### Your instructions
Exactly repeat the material, dropping only the pictures.

### Stored records
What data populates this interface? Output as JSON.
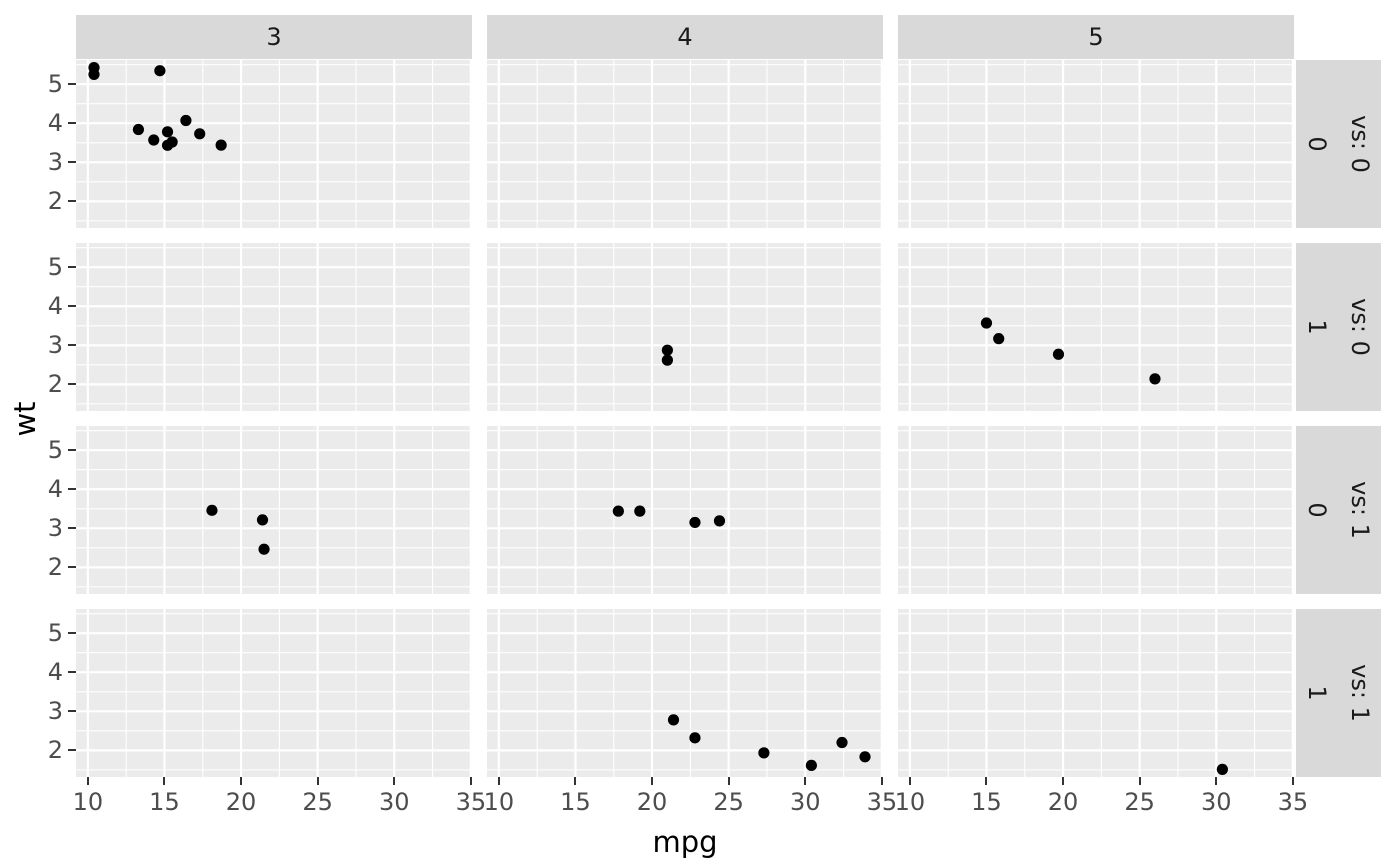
{
  "chart_data": {
    "type": "scatter",
    "title": "",
    "xlabel": "mpg",
    "ylabel": "wt",
    "legend": "none",
    "grid": "on",
    "facet": {
      "col_labels": [
        "3",
        "4",
        "5"
      ],
      "row_labels": [
        {
          "outer": "vs: 0",
          "inner": "0"
        },
        {
          "outer": "vs: 0",
          "inner": "1"
        },
        {
          "outer": "vs: 1",
          "inner": "0"
        },
        {
          "outer": "vs: 1",
          "inner": "1"
        }
      ]
    },
    "x_ticks": [
      10,
      15,
      20,
      25,
      30,
      35
    ],
    "y_ticks": [
      2,
      3,
      4,
      5
    ],
    "x_minor": [
      12.5,
      17.5,
      22.5,
      27.5,
      32.5
    ],
    "y_minor": [
      1.5,
      2.5,
      3.5,
      4.5,
      5.5
    ],
    "x_domain": [
      9.225,
      35.075
    ],
    "y_domain": [
      1.3174,
      5.6196
    ],
    "panels": [
      {
        "row": 0,
        "col": 0,
        "points": [
          [
            18.7,
            3.44
          ],
          [
            14.3,
            3.57
          ],
          [
            16.4,
            4.07
          ],
          [
            17.3,
            3.73
          ],
          [
            15.2,
            3.78
          ],
          [
            10.4,
            5.25
          ],
          [
            10.4,
            5.424
          ],
          [
            14.7,
            5.345
          ],
          [
            15.5,
            3.52
          ],
          [
            15.2,
            3.435
          ],
          [
            13.3,
            3.84
          ]
        ]
      },
      {
        "row": 0,
        "col": 1,
        "points": []
      },
      {
        "row": 0,
        "col": 2,
        "points": []
      },
      {
        "row": 1,
        "col": 0,
        "points": []
      },
      {
        "row": 1,
        "col": 1,
        "points": [
          [
            21.0,
            2.62
          ],
          [
            21.0,
            2.875
          ]
        ]
      },
      {
        "row": 1,
        "col": 2,
        "points": [
          [
            15.0,
            3.57
          ],
          [
            15.8,
            3.17
          ],
          [
            19.7,
            2.77
          ],
          [
            26.0,
            2.14
          ]
        ]
      },
      {
        "row": 2,
        "col": 0,
        "points": [
          [
            18.1,
            3.46
          ],
          [
            21.4,
            3.215
          ],
          [
            21.5,
            2.465
          ]
        ]
      },
      {
        "row": 2,
        "col": 1,
        "points": [
          [
            17.8,
            3.44
          ],
          [
            19.2,
            3.44
          ],
          [
            22.8,
            3.15
          ],
          [
            24.4,
            3.19
          ]
        ]
      },
      {
        "row": 2,
        "col": 2,
        "points": []
      },
      {
        "row": 3,
        "col": 0,
        "points": []
      },
      {
        "row": 3,
        "col": 1,
        "points": [
          [
            21.4,
            2.78
          ],
          [
            22.8,
            2.32
          ],
          [
            27.3,
            1.935
          ],
          [
            30.4,
            1.615
          ],
          [
            32.4,
            2.2
          ],
          [
            33.9,
            1.835
          ]
        ]
      },
      {
        "row": 3,
        "col": 2,
        "points": [
          [
            30.4,
            1.513
          ]
        ]
      }
    ],
    "colors": {
      "background": "#FFFFFF",
      "panel_bg": "#EBEBEB",
      "strip_bg": "#D9D9D9",
      "grid": "#FFFFFF",
      "point": "#000000",
      "axis_text": "#4D4D4D",
      "strip_text": "#1A1A1A",
      "tick_mark": "#333333",
      "axis_title": "#000000"
    }
  }
}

### Reply to the task
What data populates this interface? Output as JSON.
{
  "chart_data": {
    "type": "scatter",
    "title": "",
    "xlabel": "mpg",
    "ylabel": "wt",
    "legend": "none",
    "grid": "on",
    "facet": {
      "col_labels": [
        "3",
        "4",
        "5"
      ],
      "row_labels": [
        {
          "outer": "vs: 0",
          "inner": "0"
        },
        {
          "outer": "vs: 0",
          "inner": "1"
        },
        {
          "outer": "vs: 1",
          "inner": "0"
        },
        {
          "outer": "vs: 1",
          "inner": "1"
        }
      ]
    },
    "x_ticks": [
      10,
      15,
      20,
      25,
      30,
      35
    ],
    "y_ticks": [
      2,
      3,
      4,
      5
    ],
    "x_minor": [
      12.5,
      17.5,
      22.5,
      27.5,
      32.5
    ],
    "y_minor": [
      1.5,
      2.5,
      3.5,
      4.5,
      5.5
    ],
    "x_domain": [
      9.225,
      35.075
    ],
    "y_domain": [
      1.3174,
      5.6196
    ],
    "panels": [
      {
        "row": 0,
        "col": 0,
        "points": [
          [
            18.7,
            3.44
          ],
          [
            14.3,
            3.57
          ],
          [
            16.4,
            4.07
          ],
          [
            17.3,
            3.73
          ],
          [
            15.2,
            3.78
          ],
          [
            10.4,
            5.25
          ],
          [
            10.4,
            5.424
          ],
          [
            14.7,
            5.345
          ],
          [
            15.5,
            3.52
          ],
          [
            15.2,
            3.435
          ],
          [
            13.3,
            3.84
          ]
        ]
      },
      {
        "row": 0,
        "col": 1,
        "points": []
      },
      {
        "row": 0,
        "col": 2,
        "points": []
      },
      {
        "row": 1,
        "col": 0,
        "points": []
      },
      {
        "row": 1,
        "col": 1,
        "points": [
          [
            21.0,
            2.62
          ],
          [
            21.0,
            2.875
          ]
        ]
      },
      {
        "row": 1,
        "col": 2,
        "points": [
          [
            15.0,
            3.57
          ],
          [
            15.8,
            3.17
          ],
          [
            19.7,
            2.77
          ],
          [
            26.0,
            2.14
          ]
        ]
      },
      {
        "row": 2,
        "col": 0,
        "points": [
          [
            18.1,
            3.46
          ],
          [
            21.4,
            3.215
          ],
          [
            21.5,
            2.465
          ]
        ]
      },
      {
        "row": 2,
        "col": 1,
        "points": [
          [
            17.8,
            3.44
          ],
          [
            19.2,
            3.44
          ],
          [
            22.8,
            3.15
          ],
          [
            24.4,
            3.19
          ]
        ]
      },
      {
        "row": 2,
        "col": 2,
        "points": []
      },
      {
        "row": 3,
        "col": 0,
        "points": []
      },
      {
        "row": 3,
        "col": 1,
        "points": [
          [
            21.4,
            2.78
          ],
          [
            22.8,
            2.32
          ],
          [
            27.3,
            1.935
          ],
          [
            30.4,
            1.615
          ],
          [
            32.4,
            2.2
          ],
          [
            33.9,
            1.835
          ]
        ]
      },
      {
        "row": 3,
        "col": 2,
        "points": [
          [
            30.4,
            1.513
          ]
        ]
      }
    ],
    "colors": {
      "background": "#FFFFFF",
      "panel_bg": "#EBEBEB",
      "strip_bg": "#D9D9D9",
      "grid": "#FFFFFF",
      "point": "#000000",
      "axis_text": "#4D4D4D",
      "strip_text": "#1A1A1A",
      "tick_mark": "#333333",
      "axis_title": "#000000"
    }
  }
}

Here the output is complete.